## Input for this task
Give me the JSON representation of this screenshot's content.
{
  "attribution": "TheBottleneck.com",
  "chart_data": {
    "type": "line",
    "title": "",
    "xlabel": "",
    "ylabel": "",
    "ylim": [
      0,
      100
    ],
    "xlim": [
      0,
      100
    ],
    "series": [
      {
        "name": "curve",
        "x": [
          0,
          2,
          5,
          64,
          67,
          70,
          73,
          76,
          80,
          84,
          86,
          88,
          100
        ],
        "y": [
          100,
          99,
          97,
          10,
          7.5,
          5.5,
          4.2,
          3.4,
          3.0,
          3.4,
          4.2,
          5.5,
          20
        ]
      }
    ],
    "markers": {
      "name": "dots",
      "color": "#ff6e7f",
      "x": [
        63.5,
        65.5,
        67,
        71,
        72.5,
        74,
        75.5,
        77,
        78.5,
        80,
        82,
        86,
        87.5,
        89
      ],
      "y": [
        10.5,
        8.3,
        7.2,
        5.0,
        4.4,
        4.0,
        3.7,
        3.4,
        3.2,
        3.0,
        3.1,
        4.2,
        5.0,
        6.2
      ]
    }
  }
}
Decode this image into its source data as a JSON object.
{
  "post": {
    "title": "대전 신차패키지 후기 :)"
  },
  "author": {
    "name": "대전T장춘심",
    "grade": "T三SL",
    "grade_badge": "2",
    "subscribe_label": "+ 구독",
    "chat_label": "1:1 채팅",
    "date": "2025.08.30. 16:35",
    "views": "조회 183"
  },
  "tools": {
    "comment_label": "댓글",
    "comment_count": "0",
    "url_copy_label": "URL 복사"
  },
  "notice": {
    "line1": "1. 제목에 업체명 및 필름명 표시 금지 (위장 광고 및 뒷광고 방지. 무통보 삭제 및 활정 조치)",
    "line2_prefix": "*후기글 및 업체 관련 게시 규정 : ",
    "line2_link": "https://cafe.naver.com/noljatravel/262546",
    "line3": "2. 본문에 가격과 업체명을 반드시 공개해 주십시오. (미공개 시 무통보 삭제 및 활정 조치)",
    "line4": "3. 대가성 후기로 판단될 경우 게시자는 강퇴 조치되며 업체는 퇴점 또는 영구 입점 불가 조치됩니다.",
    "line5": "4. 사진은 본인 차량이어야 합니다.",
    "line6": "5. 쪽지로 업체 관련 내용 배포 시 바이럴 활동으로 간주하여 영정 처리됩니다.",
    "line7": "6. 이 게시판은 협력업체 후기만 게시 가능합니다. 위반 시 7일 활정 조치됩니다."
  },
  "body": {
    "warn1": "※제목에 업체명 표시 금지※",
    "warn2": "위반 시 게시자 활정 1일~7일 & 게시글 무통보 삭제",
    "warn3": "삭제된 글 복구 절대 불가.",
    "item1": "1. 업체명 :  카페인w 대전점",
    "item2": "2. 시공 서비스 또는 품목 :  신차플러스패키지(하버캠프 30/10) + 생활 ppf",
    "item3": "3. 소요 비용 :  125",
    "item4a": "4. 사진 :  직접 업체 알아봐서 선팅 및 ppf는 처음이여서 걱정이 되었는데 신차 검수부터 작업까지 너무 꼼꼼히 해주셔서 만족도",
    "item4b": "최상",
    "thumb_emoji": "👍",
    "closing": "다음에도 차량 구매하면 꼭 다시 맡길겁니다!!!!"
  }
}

## What you need to do
Extract every line from the records above that contains the word "조치됩니다".

## Answer to the task
    "line4": "3. 대가성 후기로 판단될 경우 게시자는 강퇴 조치되며 업체는 퇴점 또는 영구 입점 불가 조치됩니다.",
    "line7": "6. 이 게시판은 협력업체 후기만 게시 가능합니다. 위반 시 7일 활정 조치됩니다."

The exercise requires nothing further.